(OBJECTIVE):
Show every line below where "Attributes" can be found.

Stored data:
────────
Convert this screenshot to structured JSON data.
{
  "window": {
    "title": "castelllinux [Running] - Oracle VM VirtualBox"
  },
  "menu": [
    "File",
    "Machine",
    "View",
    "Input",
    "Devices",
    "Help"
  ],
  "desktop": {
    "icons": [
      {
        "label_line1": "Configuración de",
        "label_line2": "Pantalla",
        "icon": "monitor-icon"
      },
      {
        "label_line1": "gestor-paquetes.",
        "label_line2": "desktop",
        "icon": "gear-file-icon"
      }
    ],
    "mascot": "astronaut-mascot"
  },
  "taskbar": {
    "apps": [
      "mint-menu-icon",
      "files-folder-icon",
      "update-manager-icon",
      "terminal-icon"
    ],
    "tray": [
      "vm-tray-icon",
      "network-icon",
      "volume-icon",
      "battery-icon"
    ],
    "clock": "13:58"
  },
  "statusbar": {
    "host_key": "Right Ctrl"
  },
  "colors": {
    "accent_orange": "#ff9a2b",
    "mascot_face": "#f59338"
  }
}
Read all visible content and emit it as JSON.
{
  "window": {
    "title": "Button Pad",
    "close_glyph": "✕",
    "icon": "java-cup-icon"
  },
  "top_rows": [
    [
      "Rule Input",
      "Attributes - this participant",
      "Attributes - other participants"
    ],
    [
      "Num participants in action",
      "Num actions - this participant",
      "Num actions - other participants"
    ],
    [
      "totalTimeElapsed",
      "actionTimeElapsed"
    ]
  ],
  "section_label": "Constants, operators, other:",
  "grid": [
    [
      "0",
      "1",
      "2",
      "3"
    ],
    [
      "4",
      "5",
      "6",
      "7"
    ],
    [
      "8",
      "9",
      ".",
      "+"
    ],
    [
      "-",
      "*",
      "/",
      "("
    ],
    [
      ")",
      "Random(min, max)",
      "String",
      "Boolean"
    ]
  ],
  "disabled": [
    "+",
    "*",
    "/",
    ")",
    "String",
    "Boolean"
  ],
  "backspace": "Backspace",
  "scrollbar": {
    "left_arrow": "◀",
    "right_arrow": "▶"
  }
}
────────
(OUTPUT OF THE EXERCISE):
      "Attributes - this participant",
      "Attributes - other participants"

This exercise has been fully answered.